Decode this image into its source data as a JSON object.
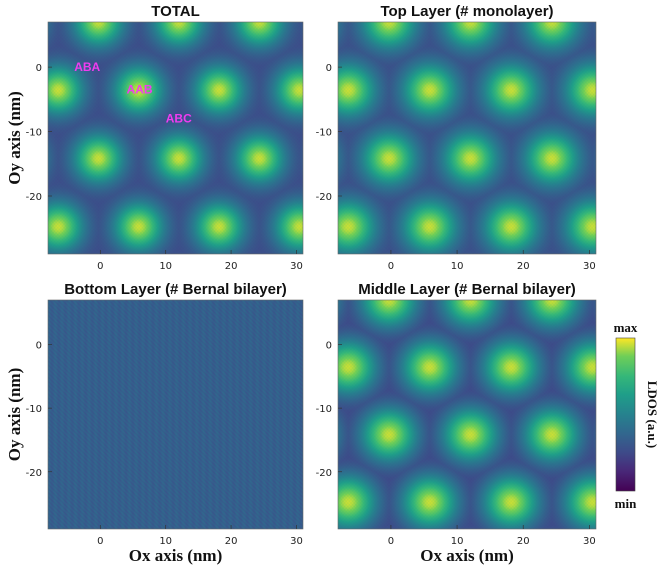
{
  "chart_data": {
    "type": "heatmap",
    "panels": [
      {
        "title": "TOTAL",
        "pattern": "total",
        "annotations": [
          {
            "text": "ABA",
            "x": -2,
            "y": 0
          },
          {
            "text": "AAB",
            "x": 6,
            "y": -3.5
          },
          {
            "text": "ABC",
            "x": 12,
            "y": -8
          }
        ]
      },
      {
        "title": "Top Layer (# monolayer)",
        "pattern": "top",
        "annotations": []
      },
      {
        "title": "Bottom Layer (# Bernal bilayer)",
        "pattern": "flat",
        "annotations": []
      },
      {
        "title": "Middle Layer (# Bernal bilayer)",
        "pattern": "middle",
        "annotations": []
      }
    ],
    "xlabel": "Ox axis (nm)",
    "ylabel": "Oy axis (nm)",
    "xlim": [
      -8,
      31
    ],
    "ylim": [
      -29,
      7
    ],
    "xticks": [
      "0",
      "10",
      "20",
      "30"
    ],
    "yticks": [
      "0",
      "-10",
      "-20"
    ],
    "colorbar": {
      "label": "LDOS (a.u.)",
      "max_label": "max",
      "min_label": "min",
      "colormap": "viridis"
    }
  }
}
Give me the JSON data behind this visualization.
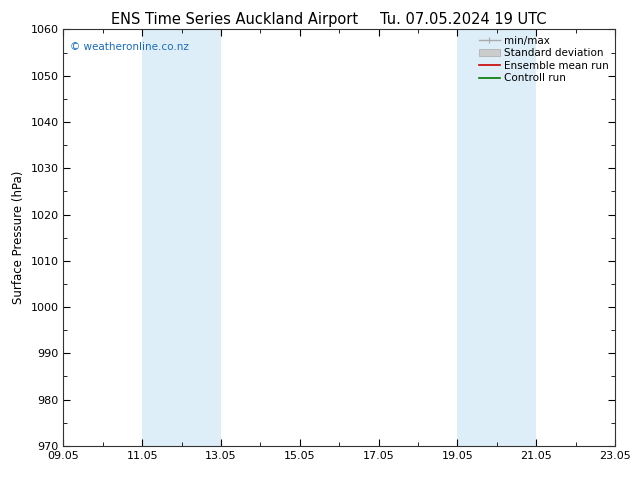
{
  "title_left": "ENS Time Series Auckland Airport",
  "title_right": "Tu. 07.05.2024 19 UTC",
  "ylabel": "Surface Pressure (hPa)",
  "ylim": [
    970,
    1060
  ],
  "yticks": [
    970,
    980,
    990,
    1000,
    1010,
    1020,
    1030,
    1040,
    1050,
    1060
  ],
  "xlim": [
    0,
    14
  ],
  "xtick_labels": [
    "09.05",
    "11.05",
    "13.05",
    "15.05",
    "17.05",
    "19.05",
    "21.05",
    "23.05"
  ],
  "xtick_positions": [
    0,
    2,
    4,
    6,
    8,
    10,
    12,
    14
  ],
  "shaded_bands": [
    {
      "x_start": 2,
      "x_end": 4
    },
    {
      "x_start": 10,
      "x_end": 12
    }
  ],
  "band_color": "#ddeef8",
  "watermark": "© weatheronline.co.nz",
  "watermark_color": "#1a6bbf",
  "legend_items": [
    {
      "label": "min/max",
      "color": "#aaaaaa"
    },
    {
      "label": "Standard deviation",
      "color": "#bbbbbb"
    },
    {
      "label": "Ensemble mean run",
      "color": "#cc0000"
    },
    {
      "label": "Controll run",
      "color": "#007700"
    }
  ],
  "background_color": "#ffffff",
  "plot_bg_color": "#ffffff",
  "title_fontsize": 10.5,
  "axis_label_fontsize": 8.5,
  "tick_fontsize": 8,
  "legend_fontsize": 7.5
}
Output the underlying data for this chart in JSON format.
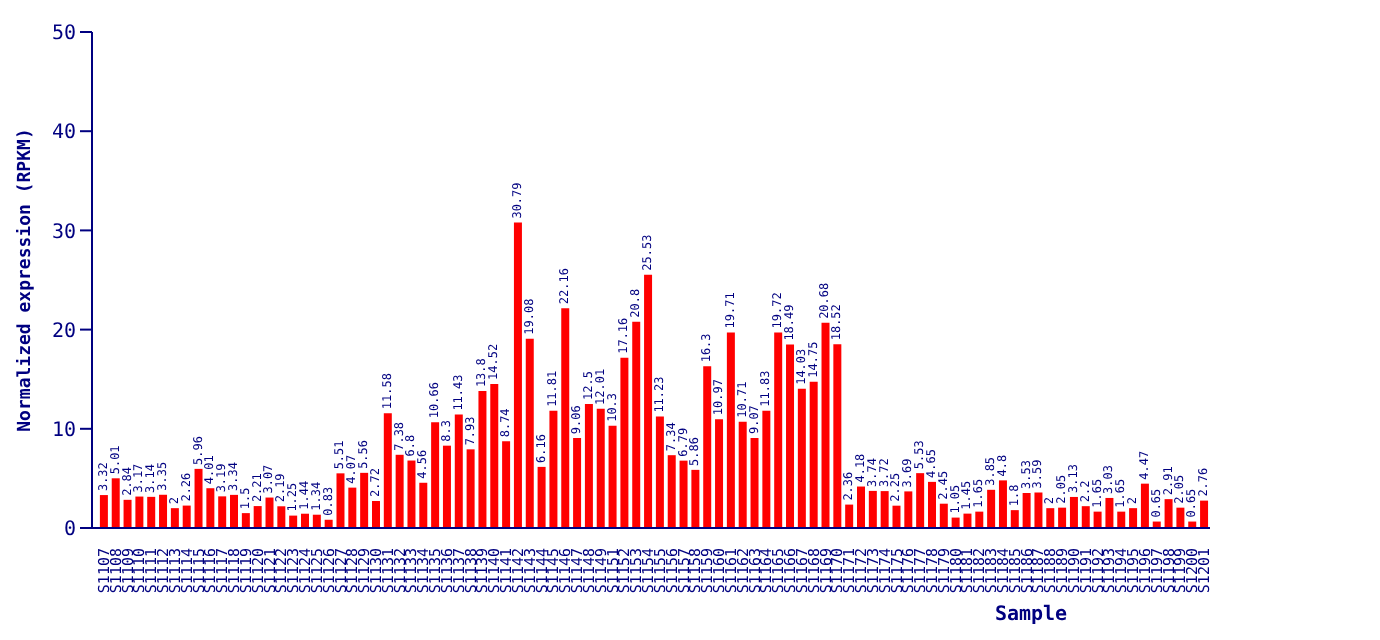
{
  "chart_data": {
    "type": "bar",
    "xlabel": "Sample",
    "ylabel": "Normalized expression (RPKM)",
    "categories": [
      "S1107",
      "S1108",
      "S1109",
      "S1110",
      "S1111",
      "S1112",
      "S1113",
      "S1114",
      "S1115",
      "S1116",
      "S1117",
      "S1118",
      "S1119",
      "S1120",
      "S1121",
      "S1122",
      "S1123",
      "S1124",
      "S1125",
      "S1126",
      "S1127",
      "S1128",
      "S1129",
      "S1130",
      "S1131",
      "S1132",
      "S1133",
      "S1134",
      "S1135",
      "S1136",
      "S1137",
      "S1138",
      "S1139",
      "S1140",
      "S1141",
      "S1142",
      "S1143",
      "S1144",
      "S1145",
      "S1146",
      "S1147",
      "S1148",
      "S1149",
      "S1151",
      "S1152",
      "S1153",
      "S1154",
      "S1155",
      "S1156",
      "S1157",
      "S1158",
      "S1159",
      "S1160",
      "S1161",
      "S1162",
      "S1163",
      "S1164",
      "S1165",
      "S1166",
      "S1167",
      "S1168",
      "S1169",
      "S1170",
      "S1171",
      "S1172",
      "S1173",
      "S1174",
      "S1175",
      "S1176",
      "S1177",
      "S1178",
      "S1179",
      "S1180",
      "S1181",
      "S1182",
      "S1183",
      "S1184",
      "S1185",
      "S1186",
      "S1187",
      "S1188",
      "S1189",
      "S1190",
      "S1191",
      "S1192",
      "S1193",
      "S1194",
      "S1195",
      "S1196",
      "S1197",
      "S1198",
      "S1199",
      "S1200",
      "S1201"
    ],
    "values": [
      3.32,
      5.01,
      2.84,
      3.17,
      3.14,
      3.35,
      2.0,
      2.26,
      5.96,
      4.01,
      3.19,
      3.34,
      1.5,
      2.21,
      3.07,
      2.19,
      1.25,
      1.44,
      1.34,
      0.83,
      5.51,
      4.07,
      5.56,
      2.72,
      11.58,
      7.38,
      6.8,
      4.56,
      10.66,
      8.3,
      11.43,
      7.93,
      13.8,
      14.52,
      8.74,
      30.79,
      19.08,
      6.16,
      11.81,
      22.16,
      9.06,
      12.5,
      12.01,
      10.3,
      17.16,
      20.8,
      25.53,
      11.23,
      7.34,
      6.79,
      5.86,
      16.3,
      10.97,
      19.71,
      10.71,
      9.07,
      11.83,
      19.72,
      18.49,
      14.03,
      14.75,
      20.68,
      18.52,
      2.36,
      4.18,
      3.74,
      3.72,
      2.25,
      3.69,
      5.53,
      4.65,
      2.45,
      1.05,
      1.45,
      1.65,
      3.85,
      4.8,
      1.8,
      3.53,
      3.59,
      2.0,
      2.05,
      3.13,
      2.2,
      1.65,
      3.03,
      1.65,
      2.0,
      4.47,
      0.65,
      2.91,
      2.05,
      0.65,
      2.76
    ],
    "color": "#ff0000",
    "ylim": [
      0,
      50
    ],
    "yticks": [
      0,
      10,
      20,
      30,
      40,
      50
    ],
    "data_labels": true,
    "grid": false
  }
}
● ● ●
- Written instruction -
Each line in the records above should be reproduced exactly; images are not copied.

- The result -
Decode this image into its source data as a JSON object.
{
  "chart_data": {
    "type": "heatmap",
    "panels": [
      {
        "title": "TOTAL",
        "pattern": "total",
        "annotations": [
          {
            "text": "ABA",
            "x": -2,
            "y": 0
          },
          {
            "text": "AAB",
            "x": 6,
            "y": -3.5
          },
          {
            "text": "ABC",
            "x": 12,
            "y": -8
          }
        ]
      },
      {
        "title": "Top Layer (# monolayer)",
        "pattern": "top",
        "annotations": []
      },
      {
        "title": "Bottom Layer (# Bernal bilayer)",
        "pattern": "flat",
        "annotations": []
      },
      {
        "title": "Middle Layer (# Bernal bilayer)",
        "pattern": "middle",
        "annotations": []
      }
    ],
    "xlabel": "Ox axis (nm)",
    "ylabel": "Oy axis (nm)",
    "xlim": [
      -8,
      31
    ],
    "ylim": [
      -29,
      7
    ],
    "xticks": [
      "0",
      "10",
      "20",
      "30"
    ],
    "yticks": [
      "0",
      "-10",
      "-20"
    ],
    "colorbar": {
      "label": "LDOS (a.u.)",
      "max_label": "max",
      "min_label": "min",
      "colormap": "viridis"
    }
  }
}
Give me the JSON data behind this visualization.
{
  "title_left": "ENS Time Series Auckland Airport",
  "title_right": "Tu. 07.05.2024 19 UTC",
  "ylabel": "Surface Pressure (hPa)",
  "ylim": [
    970,
    1060
  ],
  "yticks": [
    970,
    980,
    990,
    1000,
    1010,
    1020,
    1030,
    1040,
    1050,
    1060
  ],
  "xlim": [
    0,
    14
  ],
  "xtick_labels": [
    "09.05",
    "11.05",
    "13.05",
    "15.05",
    "17.05",
    "19.05",
    "21.05",
    "23.05"
  ],
  "xtick_positions": [
    0,
    2,
    4,
    6,
    8,
    10,
    12,
    14
  ],
  "shaded_bands": [
    {
      "x_start": 2,
      "x_end": 4
    },
    {
      "x_start": 10,
      "x_end": 12
    }
  ],
  "band_color": "#ddeef8",
  "watermark": "© weatheronline.co.nz",
  "watermark_color": "#1a6bbf",
  "legend_items": [
    {
      "label": "min/max",
      "color": "#aaaaaa"
    },
    {
      "label": "Standard deviation",
      "color": "#bbbbbb"
    },
    {
      "label": "Ensemble mean run",
      "color": "#cc0000"
    },
    {
      "label": "Controll run",
      "color": "#007700"
    }
  ],
  "background_color": "#ffffff",
  "plot_bg_color": "#ffffff",
  "title_fontsize": 10.5,
  "axis_label_fontsize": 8.5,
  "tick_fontsize": 8,
  "legend_fontsize": 7.5
}
Output the underlying data for this chart in JSON format.
{
  "chart_data": {
    "type": "bar",
    "xlabel": "Sample",
    "ylabel": "Normalized expression (RPKM)",
    "categories": [
      "S1107",
      "S1108",
      "S1109",
      "S1110",
      "S1111",
      "S1112",
      "S1113",
      "S1114",
      "S1115",
      "S1116",
      "S1117",
      "S1118",
      "S1119",
      "S1120",
      "S1121",
      "S1122",
      "S1123",
      "S1124",
      "S1125",
      "S1126",
      "S1127",
      "S1128",
      "S1129",
      "S1130",
      "S1131",
      "S1132",
      "S1133",
      "S1134",
      "S1135",
      "S1136",
      "S1137",
      "S1138",
      "S1139",
      "S1140",
      "S1141",
      "S1142",
      "S1143",
      "S1144",
      "S1145",
      "S1146",
      "S1147",
      "S1148",
      "S1149",
      "S1151",
      "S1152",
      "S1153",
      "S1154",
      "S1155",
      "S1156",
      "S1157",
      "S1158",
      "S1159",
      "S1160",
      "S1161",
      "S1162",
      "S1163",
      "S1164",
      "S1165",
      "S1166",
      "S1167",
      "S1168",
      "S1169",
      "S1170",
      "S1171",
      "S1172",
      "S1173",
      "S1174",
      "S1175",
      "S1176",
      "S1177",
      "S1178",
      "S1179",
      "S1180",
      "S1181",
      "S1182",
      "S1183",
      "S1184",
      "S1185",
      "S1186",
      "S1187",
      "S1188",
      "S1189",
      "S1190",
      "S1191",
      "S1192",
      "S1193",
      "S1194",
      "S1195",
      "S1196",
      "S1197",
      "S1198",
      "S1199",
      "S1200",
      "S1201"
    ],
    "values": [
      3.32,
      5.01,
      2.84,
      3.17,
      3.14,
      3.35,
      2.0,
      2.26,
      5.96,
      4.01,
      3.19,
      3.34,
      1.5,
      2.21,
      3.07,
      2.19,
      1.25,
      1.44,
      1.34,
      0.83,
      5.51,
      4.07,
      5.56,
      2.72,
      11.58,
      7.38,
      6.8,
      4.56,
      10.66,
      8.3,
      11.43,
      7.93,
      13.8,
      14.52,
      8.74,
      30.79,
      19.08,
      6.16,
      11.81,
      22.16,
      9.06,
      12.5,
      12.01,
      10.3,
      17.16,
      20.8,
      25.53,
      11.23,
      7.34,
      6.79,
      5.86,
      16.3,
      10.97,
      19.71,
      10.71,
      9.07,
      11.83,
      19.72,
      18.49,
      14.03,
      14.75,
      20.68,
      18.52,
      2.36,
      4.18,
      3.74,
      3.72,
      2.25,
      3.69,
      5.53,
      4.65,
      2.45,
      1.05,
      1.45,
      1.65,
      3.85,
      4.8,
      1.8,
      3.53,
      3.59,
      2.0,
      2.05,
      3.13,
      2.2,
      1.65,
      3.03,
      1.65,
      2.0,
      4.47,
      0.65,
      2.91,
      2.05,
      0.65,
      2.76
    ],
    "color": "#ff0000",
    "ylim": [
      0,
      50
    ],
    "yticks": [
      0,
      10,
      20,
      30,
      40,
      50
    ],
    "data_labels": true,
    "grid": false
  }
}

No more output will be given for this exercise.